[SHORT PROBLEM]
From the line containing "Type out the text in this image." to the last line of the data below, copy everything exactly and nothing else; pictures stay out.

+ + +

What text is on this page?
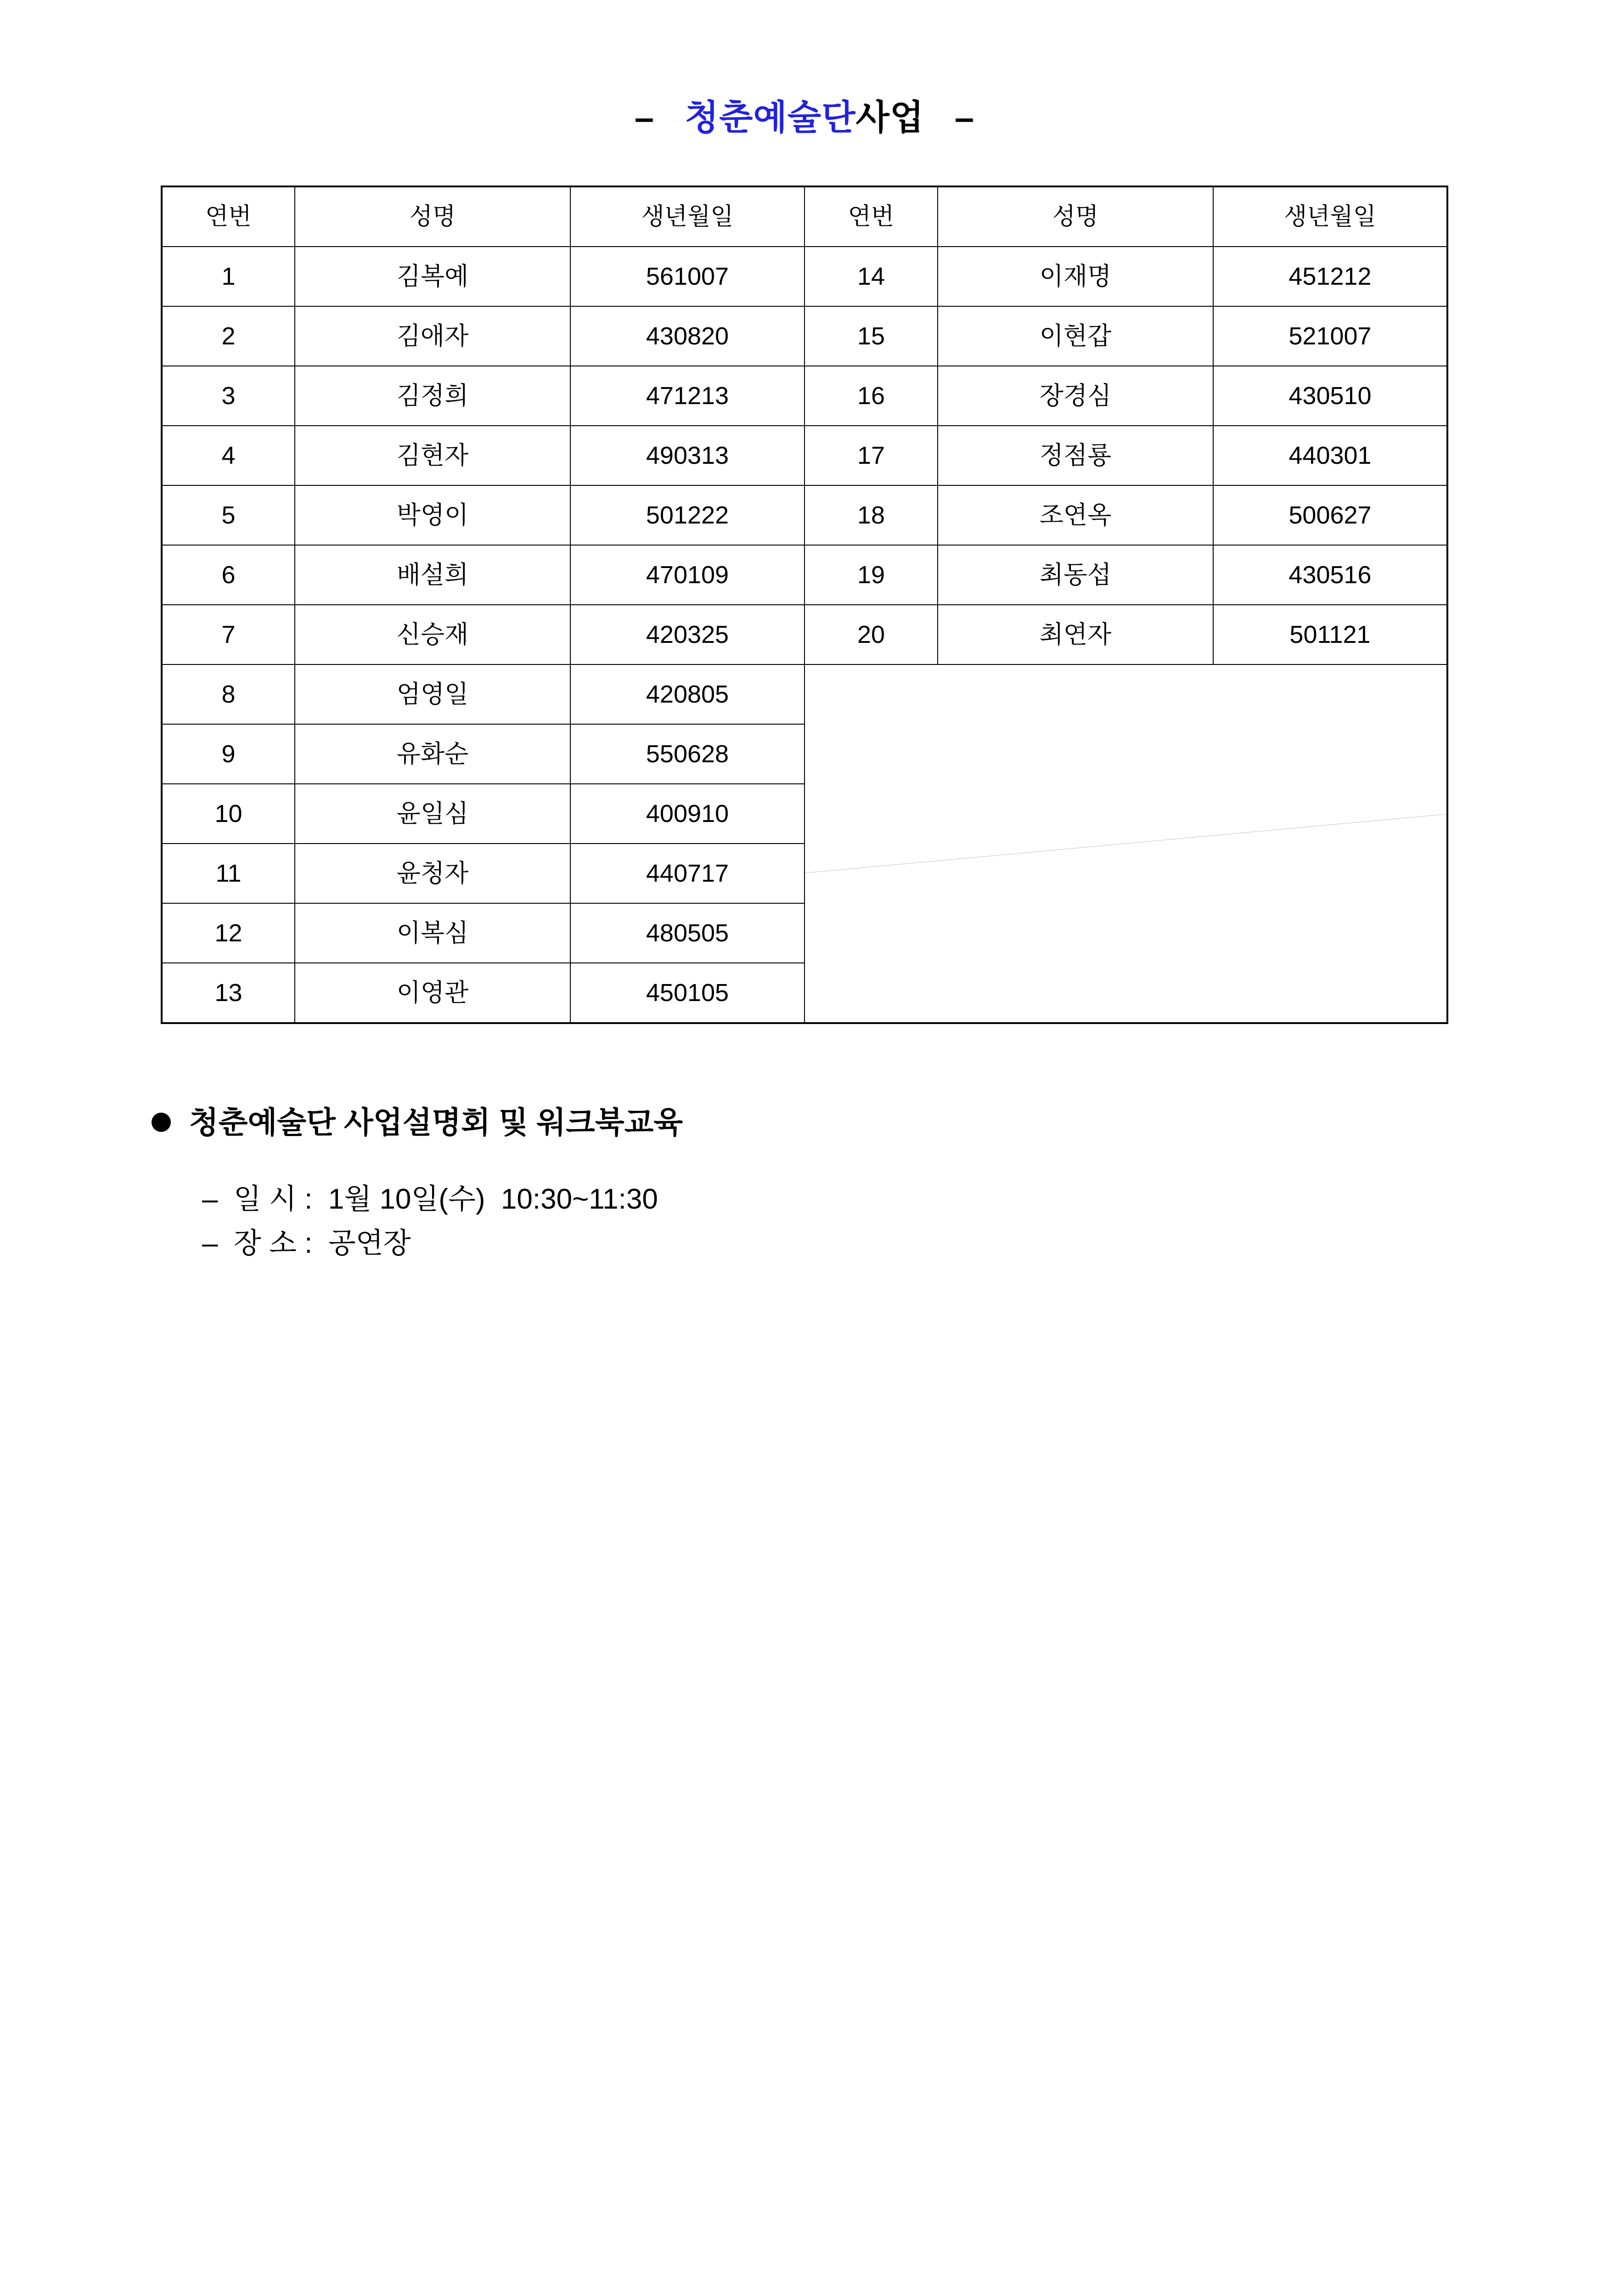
– 청춘예술단사업 –
연번	성명	생년월일	연번	성명	생년월일
1	김복예	561007	14	이재명	451212
2	김애자	430820	15	이현갑	521007
3	김정희	471213	16	장경심	430510
4	김현자	490313	17	정점룡	440301
5	박영이	501222	18	조연옥	500627
6	배설희	470109	19	최동섭	430516
7	신승재	420325	20	최연자	501121
8	엄영일	420805	

9	유화순	550628			
10	윤일심	400910			
11	윤청자	440717			
12	이복심	480505			
13	이영관	450105			
청춘예술단 사업설명회 및 워크북교육
–  일 시 :  1월 10일(수)  10:30~11:30
–  장 소 :  공연장
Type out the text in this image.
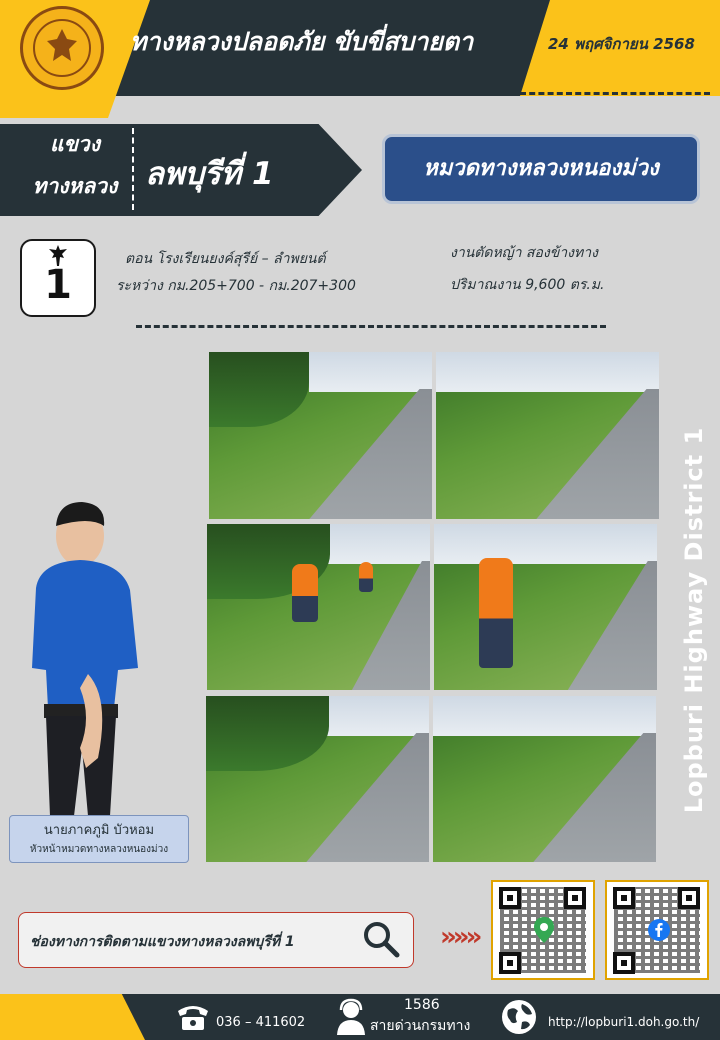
ทางหลวงปลอดภัย ขับขี่สบายตา	24 พฤศจิกายน 2568
แขวง
ทางหลวง ลพบุรีที่ 1	หมวดทางหลวงหนองม่วง
1
ตอน โรงเรียนยงค์สุรีย์ – ลำพยนต์
ระหว่าง กม.205+700 - กม.207+300
งานตัดหญ้า สองข้างทาง
ปริมาณงาน 9,600 ตร.ม.
นายภาคภูมิ บัวหอม
หัวหน้าหมวดทางหลวงหนองม่วง
Lopburi Highway District 1
ช่องทางการติดตามแขวงทางหลวงลพบุรีที่ 1	»»»
036 – 411602
1586
สายด่วนกรมทาง	http://lopburi1.doh.go.th/
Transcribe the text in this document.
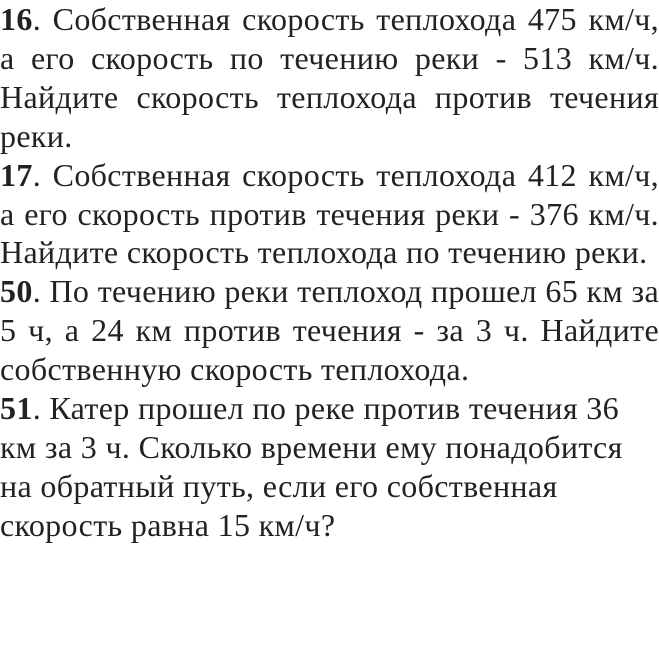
16. Собственная скорость теплохода 475 км/ч, а его скорость по течению реки - 513 км/ч. Найдите скорость теплохода против течения реки.

17. Собственная скорость теплохода 412 км/ч, а его скорость против течения реки - 376 км/ч. Найдите скорость теплохода по течению реки.

50. По течению реки теплоход прошел 65 км за 5 ч, а 24 км против течения - за 3 ч. Найдите собственную скорость теплохода.

51. Катер прошел по реке против течения 36 км за 3 ч. Сколько времени ему понадобится на обратный путь, если его собственная скорость равна 15 км/ч?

+ + +

[ANSWER BELOW]
Type out the text in this image.
ทางหลวงปลอดภัย ขับขี่สบายตา	24 พฤศจิกายน 2568
แขวง
ทางหลวง ลพบุรีที่ 1	หมวดทางหลวงหนองม่วง
1
ตอน โรงเรียนยงค์สุรีย์ – ลำพยนต์
ระหว่าง กม.205+700 - กม.207+300
งานตัดหญ้า สองข้างทาง
ปริมาณงาน 9,600 ตร.ม.
นายภาคภูมิ บัวหอม
หัวหน้าหมวดทางหลวงหนองม่วง
Lopburi Highway District 1
ช่องทางการติดตามแขวงทางหลวงลพบุรีที่ 1	»»»
036 – 411602
1586
สายด่วนกรมทาง	http://lopburi1.doh.go.th/
Transcribe the text in this document.
16. Собственная скорость теплохода 475 км/ч, а его скорость по течению реки - 513 км/ч. Найдите скорость теплохода против течения реки.

17. Собственная скорость теплохода 412 км/ч, а его скорость против течения реки - 376 км/ч. Найдите скорость теплохода по течению реки.

50. По течению реки теплоход прошел 65 км за 5 ч, а 24 км против течения - за 3 ч. Найдите собственную скорость теплохода.

51. Катер прошел по реке против течения 36 км за 3 ч. Сколько времени ему понадобится на обратный путь, если его собственная скорость равна 15 км/ч?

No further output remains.